### Activities
1) Retype everything in the Claire Fox post from "It takes some" down to "looking for it.".
2) Answer these questions about the Claire Fox post.
(a) For how many years has there been debate over the merits of Efta/EEA?
(b) In which publication is Claire Fox writing in the quoted passage?
(c) On what date was the post published?

### Source passage
───

Tuesday 25 June 2019

Claire Fox: the ultimate hypocrite


There is a particular type of Brexiter I utterly despise. Every day I deal with run of the mill kiptards who think leaving without a deal and bucking out on to WTO terms is a walk in the park. Mostly they're noise to me. People of average intelligence, starved of information and bombarded with propaganda will end up with stupid opinions and that's just part of life. There is no hate here for me. These people are what the mute button was invented for.

What really gets my goat are those who trot out the slogans who should know better but enjoy the rhetorical sport of arguing the toss as though it were wholly inconsequential. Julia Dunning-Kruger is especially guilty of this, as is Claire Fox. These are people who argue that there is no hard or soft Brexit, just Brexit. Soft Brexit, according to scripture, is not Brexit at all.

It takes some nerve to say that when leading campaigners from the Vote Leave camp, from Kate Hoey to Arron Banks, Nigel Farage, Daniel Hannan, Campbell Bannerman and Owen Paterson, have all been on record pointing to Norway as a viable and desirable option. The internet never forgets. It's all there if you go looking for it.

More than that, there has been three years of debate over the respective merits of Efta/EEA and even if you take the view that the so called Norway Option isn't Brexity enough for you, it certainly is Brexit and fulfils the 2016 mandate in that the ballot paper was simply an instruction to leave the EU. Norway, quite famously, is not in the EU.

At any point, Fox could have examined the debate, but like her fellow Spiked travellers, everything has to be made binary. No nuances, no grey areas. Everything is black and white. She is by no means stupid (so I am told) so we are dealing with a particularly lazy, ignorant and dishonest individual. Soft Brexit very much was an option and the best of an array of suboptimal outcomes.

What I find, though, is that those who attempt to remove nuance from a debate, attempting to polarise it, are seeking to manipulate those who listen to them and trust them. The hallmark of a demagogue. They rely on simplistic and pleasing soundbites that carry weight with your average grunty kiptard, but to anyone else who has properly interrogated the issues, it's intelligence insulting. Speaking of which, Claire Fox is the ultimate hypocrite. Writing in The Spectator she observes:
Until six weeks ago, I had the privilege of being a commentator who could sit on couches endlessly pontificating. Now as a politician, I’m the target of my fellow commentators. They either discuss me in my absence or ask a series of staccato questions with little room for context or nuance.

───

### Information shown
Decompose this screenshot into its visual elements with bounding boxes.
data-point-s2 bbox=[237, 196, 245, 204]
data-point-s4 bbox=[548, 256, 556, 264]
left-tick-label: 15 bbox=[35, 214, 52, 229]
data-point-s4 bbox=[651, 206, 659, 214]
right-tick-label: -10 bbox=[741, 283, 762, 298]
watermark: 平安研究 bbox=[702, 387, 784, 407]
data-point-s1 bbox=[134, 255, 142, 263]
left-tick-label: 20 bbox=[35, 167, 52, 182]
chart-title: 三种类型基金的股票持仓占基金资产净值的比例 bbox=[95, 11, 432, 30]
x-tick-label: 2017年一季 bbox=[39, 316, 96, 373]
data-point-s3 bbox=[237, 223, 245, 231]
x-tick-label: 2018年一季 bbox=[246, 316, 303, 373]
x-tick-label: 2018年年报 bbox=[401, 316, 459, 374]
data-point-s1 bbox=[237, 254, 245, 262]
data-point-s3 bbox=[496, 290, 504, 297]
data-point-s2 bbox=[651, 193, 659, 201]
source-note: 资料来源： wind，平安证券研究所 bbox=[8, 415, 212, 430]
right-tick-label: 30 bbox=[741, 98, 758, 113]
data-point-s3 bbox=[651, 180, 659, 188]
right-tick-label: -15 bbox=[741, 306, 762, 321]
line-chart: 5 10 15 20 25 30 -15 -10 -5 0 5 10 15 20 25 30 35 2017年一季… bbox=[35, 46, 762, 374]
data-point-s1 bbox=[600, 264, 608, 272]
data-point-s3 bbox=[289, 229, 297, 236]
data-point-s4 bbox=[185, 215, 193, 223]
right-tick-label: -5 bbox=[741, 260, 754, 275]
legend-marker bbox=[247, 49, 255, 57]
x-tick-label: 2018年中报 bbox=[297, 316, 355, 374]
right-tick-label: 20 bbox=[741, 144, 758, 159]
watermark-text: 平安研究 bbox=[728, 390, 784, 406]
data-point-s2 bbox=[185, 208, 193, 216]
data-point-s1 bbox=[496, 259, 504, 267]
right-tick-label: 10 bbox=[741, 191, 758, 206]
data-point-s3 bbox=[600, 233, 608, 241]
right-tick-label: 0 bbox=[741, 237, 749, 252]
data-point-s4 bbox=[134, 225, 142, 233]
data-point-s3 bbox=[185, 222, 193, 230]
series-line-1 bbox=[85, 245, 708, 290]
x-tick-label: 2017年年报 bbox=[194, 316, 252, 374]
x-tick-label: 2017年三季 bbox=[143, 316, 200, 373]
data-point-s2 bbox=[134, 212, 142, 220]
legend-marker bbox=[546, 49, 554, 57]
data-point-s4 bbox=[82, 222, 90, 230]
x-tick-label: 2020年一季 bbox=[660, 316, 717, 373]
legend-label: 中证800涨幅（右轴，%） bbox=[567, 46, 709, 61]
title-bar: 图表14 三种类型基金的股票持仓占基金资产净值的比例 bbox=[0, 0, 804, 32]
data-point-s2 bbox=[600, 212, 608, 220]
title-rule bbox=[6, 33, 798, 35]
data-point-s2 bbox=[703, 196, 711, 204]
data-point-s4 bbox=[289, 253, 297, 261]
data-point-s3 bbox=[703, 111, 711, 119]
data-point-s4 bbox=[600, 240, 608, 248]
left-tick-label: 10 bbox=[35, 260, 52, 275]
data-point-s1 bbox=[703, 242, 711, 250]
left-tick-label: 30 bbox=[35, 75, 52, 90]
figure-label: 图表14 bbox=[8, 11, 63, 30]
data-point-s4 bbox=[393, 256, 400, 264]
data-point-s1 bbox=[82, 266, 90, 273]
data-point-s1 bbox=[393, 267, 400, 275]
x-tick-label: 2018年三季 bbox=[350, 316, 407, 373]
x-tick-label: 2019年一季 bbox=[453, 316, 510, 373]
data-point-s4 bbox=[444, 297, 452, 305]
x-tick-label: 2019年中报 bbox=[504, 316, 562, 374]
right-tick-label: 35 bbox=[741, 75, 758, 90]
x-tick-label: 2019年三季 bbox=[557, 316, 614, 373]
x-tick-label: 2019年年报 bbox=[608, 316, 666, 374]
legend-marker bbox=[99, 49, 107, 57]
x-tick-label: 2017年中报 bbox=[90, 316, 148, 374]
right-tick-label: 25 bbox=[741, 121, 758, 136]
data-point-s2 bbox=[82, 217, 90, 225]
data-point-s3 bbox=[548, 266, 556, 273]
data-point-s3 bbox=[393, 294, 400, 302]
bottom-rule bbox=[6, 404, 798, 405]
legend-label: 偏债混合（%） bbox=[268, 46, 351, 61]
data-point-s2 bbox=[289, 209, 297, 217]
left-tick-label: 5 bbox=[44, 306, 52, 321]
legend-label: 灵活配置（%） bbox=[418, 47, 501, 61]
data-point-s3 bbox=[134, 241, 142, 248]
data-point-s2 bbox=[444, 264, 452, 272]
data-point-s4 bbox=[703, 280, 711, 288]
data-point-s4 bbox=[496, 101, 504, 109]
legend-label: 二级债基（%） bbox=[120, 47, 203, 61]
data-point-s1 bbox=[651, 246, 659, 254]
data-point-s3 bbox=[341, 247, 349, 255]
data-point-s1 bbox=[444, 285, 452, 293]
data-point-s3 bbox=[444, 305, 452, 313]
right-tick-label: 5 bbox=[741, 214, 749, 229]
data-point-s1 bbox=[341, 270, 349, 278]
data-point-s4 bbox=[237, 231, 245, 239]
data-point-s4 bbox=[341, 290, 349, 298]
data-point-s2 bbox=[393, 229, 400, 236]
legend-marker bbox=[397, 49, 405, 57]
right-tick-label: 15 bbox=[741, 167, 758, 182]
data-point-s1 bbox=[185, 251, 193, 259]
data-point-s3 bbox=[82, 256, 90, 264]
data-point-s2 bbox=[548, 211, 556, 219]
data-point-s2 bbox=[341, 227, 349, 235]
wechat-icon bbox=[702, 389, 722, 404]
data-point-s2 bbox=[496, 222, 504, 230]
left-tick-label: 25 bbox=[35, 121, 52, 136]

───

### List of solutions
1)
It takes some nerve to say that when leading campaigners from the Vote Leave camp, from Kate Hoey to Arron Banks, Nigel Farage, Daniel Hannan, Campbell Bannerman and Owen Paterson, have all been on record pointing to Norway as a viable and desirable option. The internet never forgets. It's all there if you go looking for it.

2)
(a) Three years.
(b) The Spectator.
(c) Tuesday 25 June 2019.